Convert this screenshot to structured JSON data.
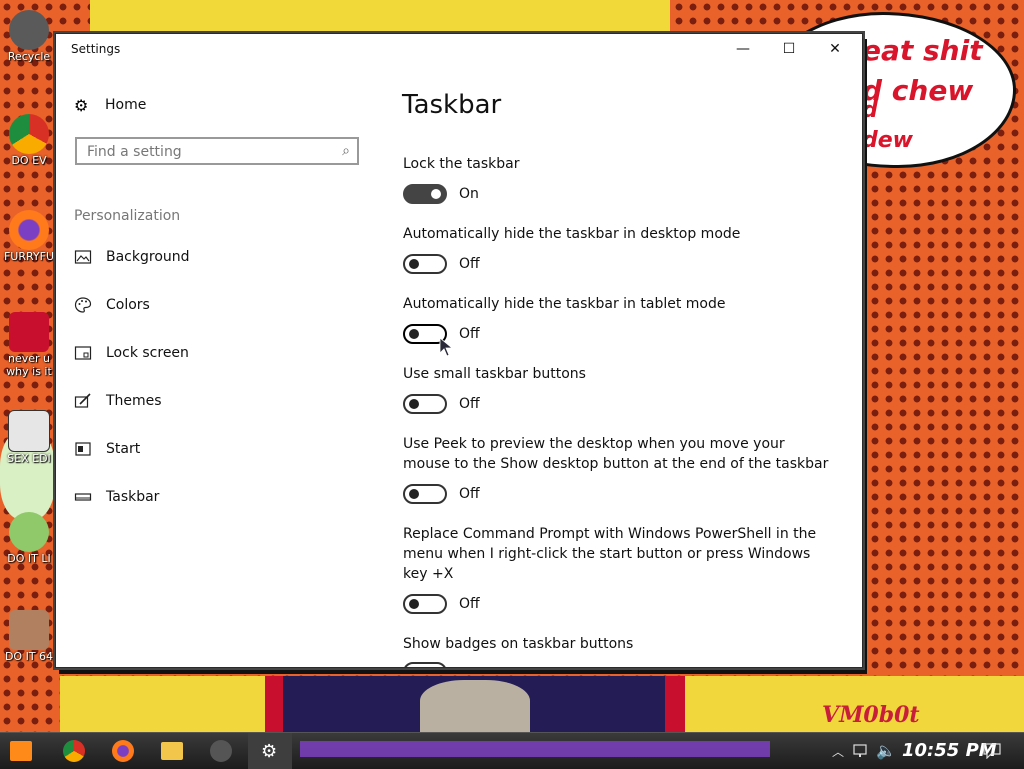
{
  "window": {
    "title": "Settings",
    "minimize_label": "—",
    "maximize_label": "☐",
    "close_label": "✕"
  },
  "sidebar": {
    "home_label": "Home",
    "home_icon": "gear-icon",
    "search_placeholder": "Find a setting",
    "search_icon": "search-icon",
    "section_label": "Personalization",
    "items": [
      {
        "label": "Background",
        "icon": "image-icon"
      },
      {
        "label": "Colors",
        "icon": "palette-icon"
      },
      {
        "label": "Lock screen",
        "icon": "lock-screen-icon"
      },
      {
        "label": "Themes",
        "icon": "brush-icon"
      },
      {
        "label": "Start",
        "icon": "start-icon"
      },
      {
        "label": "Taskbar",
        "icon": "taskbar-icon"
      }
    ]
  },
  "main": {
    "title": "Taskbar",
    "settings": [
      {
        "label": "Lock the taskbar",
        "state": "On",
        "on": true
      },
      {
        "label": "Automatically hide the taskbar in desktop mode",
        "state": "Off",
        "on": false
      },
      {
        "label": "Automatically hide the taskbar in tablet mode",
        "state": "Off",
        "on": false
      },
      {
        "label": "Use small taskbar buttons",
        "state": "Off",
        "on": false
      },
      {
        "label": "Use Peek to preview the desktop when you move your mouse to the Show desktop button at the end of the taskbar",
        "state": "Off",
        "on": false
      },
      {
        "label": "Replace Command Prompt with Windows PowerShell in the menu when I right-click the start button or press Windows key +X",
        "state": "Off",
        "on": false
      },
      {
        "label": "Show badges on taskbar buttons"
      }
    ]
  },
  "desktop": {
    "icons": [
      {
        "label": "Recycle",
        "color": "#5a5a5a"
      },
      {
        "label": "DO EV",
        "color": "#2d6ad6"
      },
      {
        "label": "FURRYFU",
        "color": "#e8622a"
      },
      {
        "label": "never u why is it",
        "color": "#c8102e"
      },
      {
        "label": "SEX EDI",
        "color": "#2b2b2b"
      },
      {
        "label": "DO IT LI",
        "color": "#8fc96a"
      },
      {
        "label": "DO IT 64",
        "color": "#b08060"
      }
    ],
    "bubble_lines": [
      "eat shit",
      "d chew",
      "d",
      "dew"
    ],
    "wallpaper_signature": "VM0b0t"
  },
  "taskbar": {
    "clock": "10:55 PM",
    "apps": [
      "start-icon",
      "chrome-icon",
      "firefox-icon",
      "file-explorer-icon",
      "app-icon",
      "settings-icon"
    ],
    "tray_icons": [
      "chevron-up-icon",
      "network-icon",
      "volume-icon",
      "notifications-icon"
    ]
  },
  "colors": {
    "toggle_on": "#444444",
    "desktop_bg": "#e8622a",
    "accent_purple": "#7c3fc0"
  }
}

* _Set task_: Every record is to be reproduced exactly, with no pictures included.

* _Solution_:
Convert this screenshot to structured JSON data.
{
  "window": {
    "title": "Settings",
    "minimize_label": "—",
    "maximize_label": "☐",
    "close_label": "✕"
  },
  "sidebar": {
    "home_label": "Home",
    "home_icon": "gear-icon",
    "search_placeholder": "Find a setting",
    "search_icon": "search-icon",
    "section_label": "Personalization",
    "items": [
      {
        "label": "Background",
        "icon": "image-icon"
      },
      {
        "label": "Colors",
        "icon": "palette-icon"
      },
      {
        "label": "Lock screen",
        "icon": "lock-screen-icon"
      },
      {
        "label": "Themes",
        "icon": "brush-icon"
      },
      {
        "label": "Start",
        "icon": "start-icon"
      },
      {
        "label": "Taskbar",
        "icon": "taskbar-icon"
      }
    ]
  },
  "main": {
    "title": "Taskbar",
    "settings": [
      {
        "label": "Lock the taskbar",
        "state": "On",
        "on": true
      },
      {
        "label": "Automatically hide the taskbar in desktop mode",
        "state": "Off",
        "on": false
      },
      {
        "label": "Automatically hide the taskbar in tablet mode",
        "state": "Off",
        "on": false
      },
      {
        "label": "Use small taskbar buttons",
        "state": "Off",
        "on": false
      },
      {
        "label": "Use Peek to preview the desktop when you move your mouse to the Show desktop button at the end of the taskbar",
        "state": "Off",
        "on": false
      },
      {
        "label": "Replace Command Prompt with Windows PowerShell in the menu when I right-click the start button or press Windows key +X",
        "state": "Off",
        "on": false
      },
      {
        "label": "Show badges on taskbar buttons"
      }
    ]
  },
  "desktop": {
    "icons": [
      {
        "label": "Recycle",
        "color": "#5a5a5a"
      },
      {
        "label": "DO EV",
        "color": "#2d6ad6"
      },
      {
        "label": "FURRYFU",
        "color": "#e8622a"
      },
      {
        "label": "never u why is it",
        "color": "#c8102e"
      },
      {
        "label": "SEX EDI",
        "color": "#2b2b2b"
      },
      {
        "label": "DO IT LI",
        "color": "#8fc96a"
      },
      {
        "label": "DO IT 64",
        "color": "#b08060"
      }
    ],
    "bubble_lines": [
      "eat shit",
      "d chew",
      "d",
      "dew"
    ],
    "wallpaper_signature": "VM0b0t"
  },
  "taskbar": {
    "clock": "10:55 PM",
    "apps": [
      "start-icon",
      "chrome-icon",
      "firefox-icon",
      "file-explorer-icon",
      "app-icon",
      "settings-icon"
    ],
    "tray_icons": [
      "chevron-up-icon",
      "network-icon",
      "volume-icon",
      "notifications-icon"
    ]
  },
  "colors": {
    "toggle_on": "#444444",
    "desktop_bg": "#e8622a",
    "accent_purple": "#7c3fc0"
  }
}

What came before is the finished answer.